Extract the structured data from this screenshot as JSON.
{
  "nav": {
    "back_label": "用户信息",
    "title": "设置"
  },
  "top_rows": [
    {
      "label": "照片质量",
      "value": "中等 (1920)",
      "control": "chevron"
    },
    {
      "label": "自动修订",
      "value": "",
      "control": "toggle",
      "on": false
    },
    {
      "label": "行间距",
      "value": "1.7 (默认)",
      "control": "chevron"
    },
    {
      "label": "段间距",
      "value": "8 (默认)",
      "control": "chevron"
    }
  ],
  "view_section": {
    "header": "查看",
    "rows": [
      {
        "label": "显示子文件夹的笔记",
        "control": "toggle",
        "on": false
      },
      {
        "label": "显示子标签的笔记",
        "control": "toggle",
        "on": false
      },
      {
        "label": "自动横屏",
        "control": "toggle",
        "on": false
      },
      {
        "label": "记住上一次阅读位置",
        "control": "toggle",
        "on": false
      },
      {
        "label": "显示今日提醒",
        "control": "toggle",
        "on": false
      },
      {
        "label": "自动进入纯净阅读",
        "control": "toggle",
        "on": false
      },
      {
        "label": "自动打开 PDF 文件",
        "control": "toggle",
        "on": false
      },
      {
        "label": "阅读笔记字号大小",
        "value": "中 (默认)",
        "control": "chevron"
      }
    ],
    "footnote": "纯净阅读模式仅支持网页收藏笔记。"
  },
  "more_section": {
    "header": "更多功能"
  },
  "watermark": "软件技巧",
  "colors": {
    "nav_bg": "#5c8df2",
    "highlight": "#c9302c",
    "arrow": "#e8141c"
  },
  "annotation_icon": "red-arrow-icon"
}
=======
Return the listing above in its exact form.

> [SOLUTION BELOW]:
Extract the structured data from this screenshot as JSON.
{
  "nav": {
    "back_label": "用户信息",
    "title": "设置"
  },
  "top_rows": [
    {
      "label": "照片质量",
      "value": "中等 (1920)",
      "control": "chevron"
    },
    {
      "label": "自动修订",
      "value": "",
      "control": "toggle",
      "on": false
    },
    {
      "label": "行间距",
      "value": "1.7 (默认)",
      "control": "chevron"
    },
    {
      "label": "段间距",
      "value": "8 (默认)",
      "control": "chevron"
    }
  ],
  "view_section": {
    "header": "查看",
    "rows": [
      {
        "label": "显示子文件夹的笔记",
        "control": "toggle",
        "on": false
      },
      {
        "label": "显示子标签的笔记",
        "control": "toggle",
        "on": false
      },
      {
        "label": "自动横屏",
        "control": "toggle",
        "on": false
      },
      {
        "label": "记住上一次阅读位置",
        "control": "toggle",
        "on": false
      },
      {
        "label": "显示今日提醒",
        "control": "toggle",
        "on": false
      },
      {
        "label": "自动进入纯净阅读",
        "control": "toggle",
        "on": false
      },
      {
        "label": "自动打开 PDF 文件",
        "control": "toggle",
        "on": false
      },
      {
        "label": "阅读笔记字号大小",
        "value": "中 (默认)",
        "control": "chevron"
      }
    ],
    "footnote": "纯净阅读模式仅支持网页收藏笔记。"
  },
  "more_section": {
    "header": "更多功能"
  },
  "watermark": "软件技巧",
  "colors": {
    "nav_bg": "#5c8df2",
    "highlight": "#c9302c",
    "arrow": "#e8141c"
  },
  "annotation_icon": "red-arrow-icon"
}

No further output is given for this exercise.